**THE EXERCISE**
Would you set down every entry shown below, precisely as written?

>> begin STORED RECORDS

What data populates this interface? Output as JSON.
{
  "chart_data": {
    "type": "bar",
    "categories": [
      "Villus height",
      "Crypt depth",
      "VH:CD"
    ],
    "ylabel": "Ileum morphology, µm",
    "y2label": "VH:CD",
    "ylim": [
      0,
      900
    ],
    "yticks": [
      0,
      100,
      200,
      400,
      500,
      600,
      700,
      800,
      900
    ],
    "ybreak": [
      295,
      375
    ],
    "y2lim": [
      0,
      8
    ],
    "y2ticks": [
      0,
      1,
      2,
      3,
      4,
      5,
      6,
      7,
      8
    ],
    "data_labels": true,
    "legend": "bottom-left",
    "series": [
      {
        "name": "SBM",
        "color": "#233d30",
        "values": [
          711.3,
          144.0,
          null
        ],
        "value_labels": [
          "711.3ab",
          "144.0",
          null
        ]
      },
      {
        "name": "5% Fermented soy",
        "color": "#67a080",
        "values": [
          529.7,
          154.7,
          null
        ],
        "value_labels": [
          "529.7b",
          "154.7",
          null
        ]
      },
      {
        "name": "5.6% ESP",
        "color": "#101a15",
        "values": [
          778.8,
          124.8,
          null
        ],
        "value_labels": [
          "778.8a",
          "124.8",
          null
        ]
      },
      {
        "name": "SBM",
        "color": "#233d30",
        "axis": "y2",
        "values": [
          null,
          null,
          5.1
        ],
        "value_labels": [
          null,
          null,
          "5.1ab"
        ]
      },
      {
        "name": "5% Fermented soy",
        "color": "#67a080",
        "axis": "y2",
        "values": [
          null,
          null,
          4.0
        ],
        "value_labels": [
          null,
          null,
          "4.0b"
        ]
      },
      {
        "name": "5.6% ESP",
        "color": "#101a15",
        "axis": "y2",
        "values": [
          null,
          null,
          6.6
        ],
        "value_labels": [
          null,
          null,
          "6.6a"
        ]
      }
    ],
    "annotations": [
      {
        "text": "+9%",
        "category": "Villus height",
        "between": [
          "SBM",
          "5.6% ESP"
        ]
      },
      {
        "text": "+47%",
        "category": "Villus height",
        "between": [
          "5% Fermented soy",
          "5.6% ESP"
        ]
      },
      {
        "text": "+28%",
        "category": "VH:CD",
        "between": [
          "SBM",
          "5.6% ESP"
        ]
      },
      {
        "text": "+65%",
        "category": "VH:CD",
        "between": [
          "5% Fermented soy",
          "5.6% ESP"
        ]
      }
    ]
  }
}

>> end STORED RECORDS

**OUTPUT FOR THIS TASK**
What data populates this interface? Output as JSON.
{
  "chart_data": {
    "type": "bar",
    "categories": [
      "Villus height",
      "Crypt depth",
      "VH:CD"
    ],
    "ylabel": "Ileum morphology, µm",
    "y2label": "VH:CD",
    "ylim": [
      0,
      900
    ],
    "yticks": [
      0,
      100,
      200,
      400,
      500,
      600,
      700,
      800,
      900
    ],
    "ybreak": [
      295,
      375
    ],
    "y2lim": [
      0,
      8
    ],
    "y2ticks": [
      0,
      1,
      2,
      3,
      4,
      5,
      6,
      7,
      8
    ],
    "data_labels": true,
    "legend": "bottom-left",
    "series": [
      {
        "name": "SBM",
        "color": "#233d30",
        "values": [
          711.3,
          144.0,
          null
        ],
        "value_labels": [
          "711.3ab",
          "144.0",
          null
        ]
      },
      {
        "name": "5% Fermented soy",
        "color": "#67a080",
        "values": [
          529.7,
          154.7,
          null
        ],
        "value_labels": [
          "529.7b",
          "154.7",
          null
        ]
      },
      {
        "name": "5.6% ESP",
        "color": "#101a15",
        "values": [
          778.8,
          124.8,
          null
        ],
        "value_labels": [
          "778.8a",
          "124.8",
          null
        ]
      },
      {
        "name": "SBM",
        "color": "#233d30",
        "axis": "y2",
        "values": [
          null,
          null,
          5.1
        ],
        "value_labels": [
          null,
          null,
          "5.1ab"
        ]
      },
      {
        "name": "5% Fermented soy",
        "color": "#67a080",
        "axis": "y2",
        "values": [
          null,
          null,
          4.0
        ],
        "value_labels": [
          null,
          null,
          "4.0b"
        ]
      },
      {
        "name": "5.6% ESP",
        "color": "#101a15",
        "axis": "y2",
        "values": [
          null,
          null,
          6.6
        ],
        "value_labels": [
          null,
          null,
          "6.6a"
        ]
      }
    ],
    "annotations": [
      {
        "text": "+9%",
        "category": "Villus height",
        "between": [
          "SBM",
          "5.6% ESP"
        ]
      },
      {
        "text": "+47%",
        "category": "Villus height",
        "between": [
          "5% Fermented soy",
          "5.6% ESP"
        ]
      },
      {
        "text": "+28%",
        "category": "VH:CD",
        "between": [
          "SBM",
          "5.6% ESP"
        ]
      },
      {
        "text": "+65%",
        "category": "VH:CD",
        "between": [
          "5% Fermented soy",
          "5.6% ESP"
        ]
      }
    ]
  }
}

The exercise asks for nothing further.